◆ **Da fare**: Puoi copiare dall'articolo sugli esuberi Benetton il passo da "Lo scorso settembre" a "poli produttivi all'estero."?

◆ **Testo selezionato**:
§
Benetton: 445 esuberi e chiusura dei laboratori terzisti

Lo scorso settembre Benetton lanciava la sua nuova campagna di comunicazione globale, intitolata "Unemployee of the Year", sul tema sensibile della disoccupazione giovanile… Oggi il gruppo di moda di Treviso si appresta a licenziare 445 persone. Secondo il piano di ristrutturazione presentato in questi giorni ai sindacati, gli esuberi riguardano 228 dipendenti interni, che lavorano nella sede di Ponzano Veneto e nello stabilimento di Castrette di Villorba, e 217 addetti dei poli produttivi all'estero.

La campagna "Unemployee of the Year" di Benetton

“Questo piano rientra in un contesto di riorganizzazione complessiva dell’azienda, che sta diventando sempre meno industriale e sempre più commerciale. Mentre prima era Benetton a dettare le regole, ora è lei che è costretta a seguire le modalità organizzative dei suoi concorrenti come Zara o H&M”, spiega Andrea Guarducci della Cgil di Treviso. L’obiettivo del gruppo è quindi di accorciare i tempi e la filiera. Oggi, prosegue il sindacalista, “il prodotto targato Benetton impiega 13 mesi ad arrivare dalla produzione allo scaffale, contro i 7 mesi dai concorrenti. L’azienda preferisce quindi rivolgersi direttamente a produttori/fornitori esteri capaci di offrire un prodotto finito in tempi ristretti”.

In quest’ottica, l’azienda guidata da Alessandro Benetton ha deciso di interrompere progressivamente gli ordinativi con tutti i laboratori italiani. Secondo i sindacati, si tratterebbe di 135 contoterzisti, di cui la maggioranza lavora praticamente in esclusiva per il marchio. Con una media di circa 10 lavoratori per ditta si stimano altri 1.300 posti a rischio. Nel contempo, l’azienda ha fatto sapere che intendeva assumere 280 persone nella sua rete commerciale. In realtà, Benetton avrebbe programmato di riprendere in gestione diretta i negozi di dettaglianti attualmente in difficoltà, proponendo loro di diventare dipendenti.

"Per tornare a essere competitivi nel lungo termine ho avviato una profonda trasformazione che riguarda alcune funzioni operative del gruppo in tutto il mondo. Si tratta di una trasformazione che non si poteva più rimandare e che ha come obiettivo quello di dare solidità al progetto di rilancio. Trasformare un'azienda per farla tornare a crescere comporta scelte difficili e a una forte assunzione di responsabilità", ha spiegato giovedì 7 febbraio su “Il Sole 24 Ore” l’amministratore delegato del gruppo, Biagio Chiarolanza.

Il prossimo incontro tra i sindacati e l’azienda è stato fissato per il 19 febbraio.
§
◆ **Record forniti**:
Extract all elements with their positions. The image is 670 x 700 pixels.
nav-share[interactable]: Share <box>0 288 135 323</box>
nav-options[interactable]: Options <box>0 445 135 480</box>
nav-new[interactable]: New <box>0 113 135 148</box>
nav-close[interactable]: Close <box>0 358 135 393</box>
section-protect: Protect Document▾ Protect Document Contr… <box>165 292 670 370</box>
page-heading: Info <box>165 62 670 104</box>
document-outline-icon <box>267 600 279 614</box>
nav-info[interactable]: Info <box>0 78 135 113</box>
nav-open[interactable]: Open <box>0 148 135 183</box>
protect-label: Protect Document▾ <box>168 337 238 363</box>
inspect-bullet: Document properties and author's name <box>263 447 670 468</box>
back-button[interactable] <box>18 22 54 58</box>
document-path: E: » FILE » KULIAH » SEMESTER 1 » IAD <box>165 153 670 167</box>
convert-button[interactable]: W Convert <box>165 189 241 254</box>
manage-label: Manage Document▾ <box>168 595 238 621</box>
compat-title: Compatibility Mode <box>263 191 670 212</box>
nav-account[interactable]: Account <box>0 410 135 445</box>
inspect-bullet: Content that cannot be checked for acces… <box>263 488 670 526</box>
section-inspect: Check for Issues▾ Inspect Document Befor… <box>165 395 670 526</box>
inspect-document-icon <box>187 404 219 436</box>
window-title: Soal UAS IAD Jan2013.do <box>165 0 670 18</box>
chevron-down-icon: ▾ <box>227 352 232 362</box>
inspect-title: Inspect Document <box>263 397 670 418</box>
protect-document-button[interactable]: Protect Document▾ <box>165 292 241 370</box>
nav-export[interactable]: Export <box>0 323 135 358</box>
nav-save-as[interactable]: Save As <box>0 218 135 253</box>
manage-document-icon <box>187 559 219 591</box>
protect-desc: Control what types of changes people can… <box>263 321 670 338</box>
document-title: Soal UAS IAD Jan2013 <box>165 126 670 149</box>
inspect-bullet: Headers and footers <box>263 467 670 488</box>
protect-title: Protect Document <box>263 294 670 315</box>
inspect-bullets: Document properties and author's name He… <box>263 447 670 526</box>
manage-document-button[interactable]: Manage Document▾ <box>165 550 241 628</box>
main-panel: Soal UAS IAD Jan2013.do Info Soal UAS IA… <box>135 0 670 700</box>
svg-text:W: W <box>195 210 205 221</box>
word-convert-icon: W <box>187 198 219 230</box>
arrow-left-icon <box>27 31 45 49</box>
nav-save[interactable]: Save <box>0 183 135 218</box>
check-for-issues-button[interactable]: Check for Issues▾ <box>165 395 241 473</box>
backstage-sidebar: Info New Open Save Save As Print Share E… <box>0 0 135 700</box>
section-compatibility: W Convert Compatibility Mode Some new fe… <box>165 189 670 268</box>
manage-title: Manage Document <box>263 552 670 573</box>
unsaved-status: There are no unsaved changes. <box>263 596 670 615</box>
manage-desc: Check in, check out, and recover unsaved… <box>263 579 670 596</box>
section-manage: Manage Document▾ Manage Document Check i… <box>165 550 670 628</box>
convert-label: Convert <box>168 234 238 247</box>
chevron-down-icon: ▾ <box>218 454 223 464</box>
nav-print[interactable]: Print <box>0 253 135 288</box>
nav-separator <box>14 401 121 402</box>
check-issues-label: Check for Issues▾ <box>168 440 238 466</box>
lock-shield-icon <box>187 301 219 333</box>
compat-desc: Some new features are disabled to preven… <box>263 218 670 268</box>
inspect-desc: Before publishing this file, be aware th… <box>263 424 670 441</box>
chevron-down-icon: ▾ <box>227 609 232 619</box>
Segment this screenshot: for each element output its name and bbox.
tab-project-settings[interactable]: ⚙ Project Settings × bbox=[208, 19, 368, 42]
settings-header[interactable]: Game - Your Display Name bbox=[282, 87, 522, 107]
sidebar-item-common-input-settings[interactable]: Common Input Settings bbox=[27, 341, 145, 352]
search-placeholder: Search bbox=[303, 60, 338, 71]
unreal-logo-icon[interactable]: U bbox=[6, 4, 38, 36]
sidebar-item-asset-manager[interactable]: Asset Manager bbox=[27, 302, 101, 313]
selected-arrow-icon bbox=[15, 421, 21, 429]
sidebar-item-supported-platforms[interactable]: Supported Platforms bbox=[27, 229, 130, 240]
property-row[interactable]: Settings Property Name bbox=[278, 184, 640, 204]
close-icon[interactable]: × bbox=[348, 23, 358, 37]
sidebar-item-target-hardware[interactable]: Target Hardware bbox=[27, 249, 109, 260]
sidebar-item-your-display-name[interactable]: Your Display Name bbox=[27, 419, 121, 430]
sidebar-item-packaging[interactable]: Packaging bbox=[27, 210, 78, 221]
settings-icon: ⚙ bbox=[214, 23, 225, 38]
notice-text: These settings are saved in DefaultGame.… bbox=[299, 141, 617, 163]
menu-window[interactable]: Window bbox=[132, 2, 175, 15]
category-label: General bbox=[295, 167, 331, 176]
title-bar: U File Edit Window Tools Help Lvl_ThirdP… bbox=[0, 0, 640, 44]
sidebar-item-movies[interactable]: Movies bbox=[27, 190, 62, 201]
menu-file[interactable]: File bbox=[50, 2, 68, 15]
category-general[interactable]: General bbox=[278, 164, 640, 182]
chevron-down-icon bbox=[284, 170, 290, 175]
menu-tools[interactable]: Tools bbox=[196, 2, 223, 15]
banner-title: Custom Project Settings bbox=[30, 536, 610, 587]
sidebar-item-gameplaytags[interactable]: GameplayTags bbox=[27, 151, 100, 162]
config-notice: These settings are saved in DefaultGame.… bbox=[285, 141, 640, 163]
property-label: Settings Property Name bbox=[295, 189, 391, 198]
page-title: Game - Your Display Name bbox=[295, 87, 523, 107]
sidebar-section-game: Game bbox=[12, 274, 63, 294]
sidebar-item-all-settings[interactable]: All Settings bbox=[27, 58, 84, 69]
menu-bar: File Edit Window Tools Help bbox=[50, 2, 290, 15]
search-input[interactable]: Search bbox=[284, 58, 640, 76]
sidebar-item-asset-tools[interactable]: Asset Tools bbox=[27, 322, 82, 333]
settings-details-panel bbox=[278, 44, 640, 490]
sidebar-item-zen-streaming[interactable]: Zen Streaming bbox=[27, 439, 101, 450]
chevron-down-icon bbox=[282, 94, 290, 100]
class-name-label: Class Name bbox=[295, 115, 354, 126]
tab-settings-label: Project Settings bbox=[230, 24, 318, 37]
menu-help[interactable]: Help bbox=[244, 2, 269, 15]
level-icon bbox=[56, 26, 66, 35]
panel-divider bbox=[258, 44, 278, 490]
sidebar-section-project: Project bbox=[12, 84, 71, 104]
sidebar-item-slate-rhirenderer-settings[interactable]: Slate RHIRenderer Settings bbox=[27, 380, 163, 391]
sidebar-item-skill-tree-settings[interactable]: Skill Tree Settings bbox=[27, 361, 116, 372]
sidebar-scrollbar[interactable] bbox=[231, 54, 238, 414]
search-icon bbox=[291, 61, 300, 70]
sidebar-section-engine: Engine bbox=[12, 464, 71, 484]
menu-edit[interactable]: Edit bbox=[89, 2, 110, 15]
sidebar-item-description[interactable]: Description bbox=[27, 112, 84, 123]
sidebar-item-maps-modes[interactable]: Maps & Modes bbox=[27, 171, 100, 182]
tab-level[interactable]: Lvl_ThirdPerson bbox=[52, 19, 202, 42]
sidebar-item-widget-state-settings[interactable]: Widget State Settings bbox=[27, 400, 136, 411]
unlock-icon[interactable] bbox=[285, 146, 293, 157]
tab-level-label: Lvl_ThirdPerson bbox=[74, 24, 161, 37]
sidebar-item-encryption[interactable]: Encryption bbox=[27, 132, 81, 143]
§
◆ **Soluzione**:
Lo scorso settembre Benetton lanciava la sua nuova campagna di comunicazione globale, intitolata "Unemployee of the Year", sul tema sensibile della disoccupazione giovanile… Oggi il gruppo di moda di Treviso si appresta a licenziare 445 persone. Secondo il piano di ristrutturazione presentato in questi giorni ai sindacati, gli esuberi riguardano 228 dipendenti interni, che lavorano nella sede di Ponzano Veneto e nello stabilimento di Castrette di Villorba, e 217 addetti dei poli produttivi all'estero.